SHORT EXERCISE »
Would you extract the whole listing below and retype it exactly?

Data records
BEGIN
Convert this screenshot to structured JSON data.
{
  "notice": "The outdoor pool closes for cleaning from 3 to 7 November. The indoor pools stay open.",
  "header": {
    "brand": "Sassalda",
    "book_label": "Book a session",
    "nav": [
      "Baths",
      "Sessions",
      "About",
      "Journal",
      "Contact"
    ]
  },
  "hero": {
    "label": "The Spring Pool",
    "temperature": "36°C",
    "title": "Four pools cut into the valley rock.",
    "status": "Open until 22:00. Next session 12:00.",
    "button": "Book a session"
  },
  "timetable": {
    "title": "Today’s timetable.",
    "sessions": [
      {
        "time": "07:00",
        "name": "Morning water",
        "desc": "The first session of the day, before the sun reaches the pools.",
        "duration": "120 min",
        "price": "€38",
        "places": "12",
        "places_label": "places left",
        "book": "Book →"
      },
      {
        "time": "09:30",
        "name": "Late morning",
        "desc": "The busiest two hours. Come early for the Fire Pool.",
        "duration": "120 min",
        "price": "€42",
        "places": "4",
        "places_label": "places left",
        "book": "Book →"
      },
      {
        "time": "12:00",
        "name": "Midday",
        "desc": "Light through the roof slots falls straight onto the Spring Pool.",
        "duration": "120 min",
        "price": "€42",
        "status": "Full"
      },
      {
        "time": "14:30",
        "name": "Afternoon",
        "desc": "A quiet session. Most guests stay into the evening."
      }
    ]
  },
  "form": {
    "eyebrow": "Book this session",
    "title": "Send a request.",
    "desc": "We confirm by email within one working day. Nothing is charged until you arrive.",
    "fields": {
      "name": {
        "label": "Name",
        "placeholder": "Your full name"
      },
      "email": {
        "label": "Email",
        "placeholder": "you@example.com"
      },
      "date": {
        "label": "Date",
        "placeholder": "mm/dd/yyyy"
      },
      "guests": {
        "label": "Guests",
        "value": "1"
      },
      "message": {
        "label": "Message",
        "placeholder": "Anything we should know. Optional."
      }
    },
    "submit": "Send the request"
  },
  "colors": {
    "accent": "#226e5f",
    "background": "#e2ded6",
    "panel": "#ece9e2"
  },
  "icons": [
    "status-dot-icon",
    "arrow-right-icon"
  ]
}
END
PROBLEM SOLUTION »
Convert this screenshot to structured JSON data.
{
  "notice": "The outdoor pool closes for cleaning from 3 to 7 November. The indoor pools stay open.",
  "header": {
    "brand": "Sassalda",
    "book_label": "Book a session",
    "nav": [
      "Baths",
      "Sessions",
      "About",
      "Journal",
      "Contact"
    ]
  },
  "hero": {
    "label": "The Spring Pool",
    "temperature": "36°C",
    "title": "Four pools cut into the valley rock.",
    "status": "Open until 22:00. Next session 12:00.",
    "button": "Book a session"
  },
  "timetable": {
    "title": "Today’s timetable.",
    "sessions": [
      {
        "time": "07:00",
        "name": "Morning water",
        "desc": "The first session of the day, before the sun reaches the pools.",
        "duration": "120 min",
        "price": "€38",
        "places": "12",
        "places_label": "places left",
        "book": "Book →"
      },
      {
        "time": "09:30",
        "name": "Late morning",
        "desc": "The busiest two hours. Come early for the Fire Pool.",
        "duration": "120 min",
        "price": "€42",
        "places": "4",
        "places_label": "places left",
        "book": "Book →"
      },
      {
        "time": "12:00",
        "name": "Midday",
        "desc": "Light through the roof slots falls straight onto the Spring Pool.",
        "duration": "120 min",
        "price": "€42",
        "status": "Full"
      },
      {
        "time": "14:30",
        "name": "Afternoon",
        "desc": "A quiet session. Most guests stay into the evening."
      }
    ]
  },
  "form": {
    "eyebrow": "Book this session",
    "title": "Send a request.",
    "desc": "We confirm by email within one working day. Nothing is charged until you arrive.",
    "fields": {
      "name": {
        "label": "Name",
        "placeholder": "Your full name"
      },
      "email": {
        "label": "Email",
        "placeholder": "you@example.com"
      },
      "date": {
        "label": "Date",
        "placeholder": "mm/dd/yyyy"
      },
      "guests": {
        "label": "Guests",
        "value": "1"
      },
      "message": {
        "label": "Message",
        "placeholder": "Anything we should know. Optional."
      }
    },
    "submit": "Send the request"
  },
  "colors": {
    "accent": "#226e5f",
    "background": "#e2ded6",
    "panel": "#ece9e2"
  },
  "icons": [
    "status-dot-icon",
    "arrow-right-icon"
  ]
}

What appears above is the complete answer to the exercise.